Entries with figure data
+--
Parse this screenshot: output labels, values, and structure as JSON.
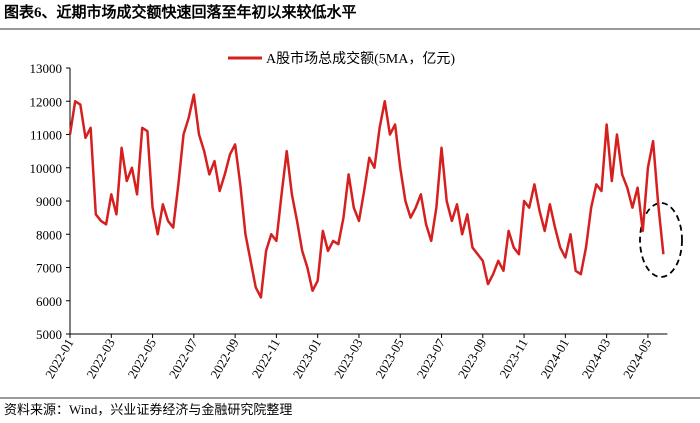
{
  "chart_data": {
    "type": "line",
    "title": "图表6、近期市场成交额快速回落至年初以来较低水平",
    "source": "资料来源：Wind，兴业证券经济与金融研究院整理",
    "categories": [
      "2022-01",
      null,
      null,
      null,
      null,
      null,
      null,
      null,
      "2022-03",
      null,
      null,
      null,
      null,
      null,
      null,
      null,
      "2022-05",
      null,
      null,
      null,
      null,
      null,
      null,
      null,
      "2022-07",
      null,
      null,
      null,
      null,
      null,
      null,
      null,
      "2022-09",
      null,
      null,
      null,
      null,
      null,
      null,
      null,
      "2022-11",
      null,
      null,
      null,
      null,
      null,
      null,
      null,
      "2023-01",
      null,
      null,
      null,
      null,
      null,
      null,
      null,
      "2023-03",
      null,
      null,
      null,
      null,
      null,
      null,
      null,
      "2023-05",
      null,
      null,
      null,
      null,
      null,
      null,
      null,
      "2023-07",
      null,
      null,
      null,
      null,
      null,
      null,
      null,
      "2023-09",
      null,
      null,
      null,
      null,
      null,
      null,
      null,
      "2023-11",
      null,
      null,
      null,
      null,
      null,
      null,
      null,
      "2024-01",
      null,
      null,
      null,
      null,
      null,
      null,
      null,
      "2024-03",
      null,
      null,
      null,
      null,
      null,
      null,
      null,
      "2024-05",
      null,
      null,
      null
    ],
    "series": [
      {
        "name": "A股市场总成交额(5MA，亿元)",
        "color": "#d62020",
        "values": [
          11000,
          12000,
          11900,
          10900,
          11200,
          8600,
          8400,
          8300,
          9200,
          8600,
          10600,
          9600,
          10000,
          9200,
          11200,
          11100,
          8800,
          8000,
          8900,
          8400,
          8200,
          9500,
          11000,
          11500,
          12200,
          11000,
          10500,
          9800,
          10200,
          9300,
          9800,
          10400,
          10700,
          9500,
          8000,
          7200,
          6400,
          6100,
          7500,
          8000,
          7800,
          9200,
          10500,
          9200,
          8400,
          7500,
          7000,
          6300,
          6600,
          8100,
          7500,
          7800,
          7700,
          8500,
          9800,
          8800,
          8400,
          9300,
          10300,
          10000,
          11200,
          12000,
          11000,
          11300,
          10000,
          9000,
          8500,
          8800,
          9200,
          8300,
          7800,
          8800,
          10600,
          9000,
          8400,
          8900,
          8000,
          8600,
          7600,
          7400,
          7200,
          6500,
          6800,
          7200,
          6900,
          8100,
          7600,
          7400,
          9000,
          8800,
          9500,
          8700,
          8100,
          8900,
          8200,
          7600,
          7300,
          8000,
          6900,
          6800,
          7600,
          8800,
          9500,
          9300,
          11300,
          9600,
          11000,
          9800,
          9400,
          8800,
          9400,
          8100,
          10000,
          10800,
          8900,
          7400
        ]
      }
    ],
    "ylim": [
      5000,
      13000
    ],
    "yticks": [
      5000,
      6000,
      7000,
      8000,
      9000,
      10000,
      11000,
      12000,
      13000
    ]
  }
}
+--
Give all the entries again exactly, dropping each picture.

Parse this screenshot: output labels, values, and structure as JSON.
{
  "chart_data": {
    "type": "line",
    "title": "图表6、近期市场成交额快速回落至年初以来较低水平",
    "source": "资料来源：Wind，兴业证券经济与金融研究院整理",
    "categories": [
      "2022-01",
      null,
      null,
      null,
      null,
      null,
      null,
      null,
      "2022-03",
      null,
      null,
      null,
      null,
      null,
      null,
      null,
      "2022-05",
      null,
      null,
      null,
      null,
      null,
      null,
      null,
      "2022-07",
      null,
      null,
      null,
      null,
      null,
      null,
      null,
      "2022-09",
      null,
      null,
      null,
      null,
      null,
      null,
      null,
      "2022-11",
      null,
      null,
      null,
      null,
      null,
      null,
      null,
      "2023-01",
      null,
      null,
      null,
      null,
      null,
      null,
      null,
      "2023-03",
      null,
      null,
      null,
      null,
      null,
      null,
      null,
      "2023-05",
      null,
      null,
      null,
      null,
      null,
      null,
      null,
      "2023-07",
      null,
      null,
      null,
      null,
      null,
      null,
      null,
      "2023-09",
      null,
      null,
      null,
      null,
      null,
      null,
      null,
      "2023-11",
      null,
      null,
      null,
      null,
      null,
      null,
      null,
      "2024-01",
      null,
      null,
      null,
      null,
      null,
      null,
      null,
      "2024-03",
      null,
      null,
      null,
      null,
      null,
      null,
      null,
      "2024-05",
      null,
      null,
      null
    ],
    "series": [
      {
        "name": "A股市场总成交额(5MA，亿元)",
        "color": "#d62020",
        "values": [
          11000,
          12000,
          11900,
          10900,
          11200,
          8600,
          8400,
          8300,
          9200,
          8600,
          10600,
          9600,
          10000,
          9200,
          11200,
          11100,
          8800,
          8000,
          8900,
          8400,
          8200,
          9500,
          11000,
          11500,
          12200,
          11000,
          10500,
          9800,
          10200,
          9300,
          9800,
          10400,
          10700,
          9500,
          8000,
          7200,
          6400,
          6100,
          7500,
          8000,
          7800,
          9200,
          10500,
          9200,
          8400,
          7500,
          7000,
          6300,
          6600,
          8100,
          7500,
          7800,
          7700,
          8500,
          9800,
          8800,
          8400,
          9300,
          10300,
          10000,
          11200,
          12000,
          11000,
          11300,
          10000,
          9000,
          8500,
          8800,
          9200,
          8300,
          7800,
          8800,
          10600,
          9000,
          8400,
          8900,
          8000,
          8600,
          7600,
          7400,
          7200,
          6500,
          6800,
          7200,
          6900,
          8100,
          7600,
          7400,
          9000,
          8800,
          9500,
          8700,
          8100,
          8900,
          8200,
          7600,
          7300,
          8000,
          6900,
          6800,
          7600,
          8800,
          9500,
          9300,
          11300,
          9600,
          11000,
          9800,
          9400,
          8800,
          9400,
          8100,
          10000,
          10800,
          8900,
          7400
        ]
      }
    ],
    "ylim": [
      5000,
      13000
    ],
    "yticks": [
      5000,
      6000,
      7000,
      8000,
      9000,
      10000,
      11000,
      12000,
      13000
    ]
  }
}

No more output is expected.